■ RECORDS FOR THE EXERCISE
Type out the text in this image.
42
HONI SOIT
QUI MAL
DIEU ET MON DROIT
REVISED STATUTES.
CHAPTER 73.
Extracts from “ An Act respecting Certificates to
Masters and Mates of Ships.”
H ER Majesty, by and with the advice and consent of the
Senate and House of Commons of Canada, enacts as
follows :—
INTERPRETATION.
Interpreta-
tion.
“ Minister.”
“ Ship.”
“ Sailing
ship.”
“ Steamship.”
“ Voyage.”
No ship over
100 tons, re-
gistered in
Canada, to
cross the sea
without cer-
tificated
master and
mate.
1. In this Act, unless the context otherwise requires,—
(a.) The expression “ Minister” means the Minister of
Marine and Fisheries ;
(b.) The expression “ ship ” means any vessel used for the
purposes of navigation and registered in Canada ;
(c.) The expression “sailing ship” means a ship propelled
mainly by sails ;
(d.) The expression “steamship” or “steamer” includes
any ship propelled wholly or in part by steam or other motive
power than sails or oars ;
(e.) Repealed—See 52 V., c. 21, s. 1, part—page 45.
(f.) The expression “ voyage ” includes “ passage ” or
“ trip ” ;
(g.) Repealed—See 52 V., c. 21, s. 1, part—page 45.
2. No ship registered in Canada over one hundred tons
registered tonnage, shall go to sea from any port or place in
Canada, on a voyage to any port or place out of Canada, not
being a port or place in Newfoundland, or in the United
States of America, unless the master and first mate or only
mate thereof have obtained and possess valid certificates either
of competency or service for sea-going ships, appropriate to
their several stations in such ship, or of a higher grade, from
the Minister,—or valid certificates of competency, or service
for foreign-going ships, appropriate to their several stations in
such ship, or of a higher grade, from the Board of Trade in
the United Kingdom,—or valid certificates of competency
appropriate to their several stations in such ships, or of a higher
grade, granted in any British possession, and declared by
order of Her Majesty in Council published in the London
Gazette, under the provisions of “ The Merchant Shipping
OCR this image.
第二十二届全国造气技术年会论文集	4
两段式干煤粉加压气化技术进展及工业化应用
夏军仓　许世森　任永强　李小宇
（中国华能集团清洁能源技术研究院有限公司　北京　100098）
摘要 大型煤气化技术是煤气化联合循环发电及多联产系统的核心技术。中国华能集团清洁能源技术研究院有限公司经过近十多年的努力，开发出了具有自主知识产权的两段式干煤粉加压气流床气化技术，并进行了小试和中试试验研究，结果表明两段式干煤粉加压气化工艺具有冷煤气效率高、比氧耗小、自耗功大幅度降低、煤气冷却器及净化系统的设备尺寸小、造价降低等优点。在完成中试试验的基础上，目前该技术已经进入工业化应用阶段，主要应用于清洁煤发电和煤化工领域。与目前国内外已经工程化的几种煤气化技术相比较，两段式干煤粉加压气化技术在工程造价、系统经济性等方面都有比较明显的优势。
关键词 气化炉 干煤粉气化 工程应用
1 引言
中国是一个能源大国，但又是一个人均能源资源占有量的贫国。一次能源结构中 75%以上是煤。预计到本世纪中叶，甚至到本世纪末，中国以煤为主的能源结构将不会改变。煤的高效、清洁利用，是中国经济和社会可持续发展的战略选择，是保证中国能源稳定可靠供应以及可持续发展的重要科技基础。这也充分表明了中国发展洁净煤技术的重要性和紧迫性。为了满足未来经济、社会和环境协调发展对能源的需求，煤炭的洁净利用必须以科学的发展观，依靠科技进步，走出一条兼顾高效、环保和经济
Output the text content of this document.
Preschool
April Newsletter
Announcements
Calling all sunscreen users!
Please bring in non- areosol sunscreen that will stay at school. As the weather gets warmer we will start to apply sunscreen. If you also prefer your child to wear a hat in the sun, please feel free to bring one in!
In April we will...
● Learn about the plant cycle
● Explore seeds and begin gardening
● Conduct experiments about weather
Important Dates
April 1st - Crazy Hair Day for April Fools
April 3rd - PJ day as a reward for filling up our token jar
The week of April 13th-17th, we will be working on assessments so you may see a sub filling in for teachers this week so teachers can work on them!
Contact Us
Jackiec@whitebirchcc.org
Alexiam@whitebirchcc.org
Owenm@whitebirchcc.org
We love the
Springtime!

■ EXERCISE GOAL
Reproduce every entry shown above, precisely as it stands.

■ COMPLETE OUTPUT
Type out the text in this image.
42
HONI SOIT
QUI MAL
DIEU ET MON DROIT
REVISED STATUTES.
CHAPTER 73.
Extracts from “ An Act respecting Certificates to
Masters and Mates of Ships.”
H ER Majesty, by and with the advice and consent of the
Senate and House of Commons of Canada, enacts as
follows :—
INTERPRETATION.
Interpreta-
tion.
“ Minister.”
“ Ship.”
“ Sailing
ship.”
“ Steamship.”
“ Voyage.”
No ship over
100 tons, re-
gistered in
Canada, to
cross the sea
without cer-
tificated
master and
mate.
1. In this Act, unless the context otherwise requires,—
(a.) The expression “ Minister” means the Minister of
Marine and Fisheries ;
(b.) The expression “ ship ” means any vessel used for the
purposes of navigation and registered in Canada ;
(c.) The expression “sailing ship” means a ship propelled
mainly by sails ;
(d.) The expression “steamship” or “steamer” includes
any ship propelled wholly or in part by steam or other motive
power than sails or oars ;
(e.) Repealed—See 52 V., c. 21, s. 1, part—page 45.
(f.) The expression “ voyage ” includes “ passage ” or
“ trip ” ;
(g.) Repealed—See 52 V., c. 21, s. 1, part—page 45.
2. No ship registered in Canada over one hundred tons
registered tonnage, shall go to sea from any port or place in
Canada, on a voyage to any port or place out of Canada, not
being a port or place in Newfoundland, or in the United
States of America, unless the master and first mate or only
mate thereof have obtained and possess valid certificates either
of competency or service for sea-going ships, appropriate to
their several stations in such ship, or of a higher grade, from
the Minister,—or valid certificates of competency, or service
for foreign-going ships, appropriate to their several stations in
such ship, or of a higher grade, from the Board of Trade in
the United Kingdom,—or valid certificates of competency
appropriate to their several stations in such ships, or of a higher
grade, granted in any British possession, and declared by
order of Her Majesty in Council published in the London
Gazette, under the provisions of “ The Merchant Shipping
OCR this image.
第二十二届全国造气技术年会论文集	4
两段式干煤粉加压气化技术进展及工业化应用
夏军仓　许世森　任永强　李小宇
（中国华能集团清洁能源技术研究院有限公司　北京　100098）
摘要 大型煤气化技术是煤气化联合循环发电及多联产系统的核心技术。中国华能集团清洁能源技术研究院有限公司经过近十多年的努力，开发出了具有自主知识产权的两段式干煤粉加压气流床气化技术，并进行了小试和中试试验研究，结果表明两段式干煤粉加压气化工艺具有冷煤气效率高、比氧耗小、自耗功大幅度降低、煤气冷却器及净化系统的设备尺寸小、造价降低等优点。在完成中试试验的基础上，目前该技术已经进入工业化应用阶段，主要应用于清洁煤发电和煤化工领域。与目前国内外已经工程化的几种煤气化技术相比较，两段式干煤粉加压气化技术在工程造价、系统经济性等方面都有比较明显的优势。
关键词 气化炉 干煤粉气化 工程应用
1 引言
中国是一个能源大国，但又是一个人均能源资源占有量的贫国。一次能源结构中 75%以上是煤。预计到本世纪中叶，甚至到本世纪末，中国以煤为主的能源结构将不会改变。煤的高效、清洁利用，是中国经济和社会可持续发展的战略选择，是保证中国能源稳定可靠供应以及可持续发展的重要科技基础。这也充分表明了中国发展洁净煤技术的重要性和紧迫性。为了满足未来经济、社会和环境协调发展对能源的需求，煤炭的洁净利用必须以科学的发展观，依靠科技进步，走出一条兼顾高效、环保和经济
Output the text content of this document.
Preschool
April Newsletter
Announcements
Calling all sunscreen users!
Please bring in non- areosol sunscreen that will stay at school. As the weather gets warmer we will start to apply sunscreen. If you also prefer your child to wear a hat in the sun, please feel free to bring one in!
In April we will...
● Learn about the plant cycle
● Explore seeds and begin gardening
● Conduct experiments about weather
Important Dates
April 1st - Crazy Hair Day for April Fools
April 3rd - PJ day as a reward for filling up our token jar
The week of April 13th-17th, we will be working on assessments so you may see a sub filling in for teachers this week so teachers can work on them!
Contact Us
Jackiec@whitebirchcc.org
Alexiam@whitebirchcc.org
Owenm@whitebirchcc.org
We love the
Springtime!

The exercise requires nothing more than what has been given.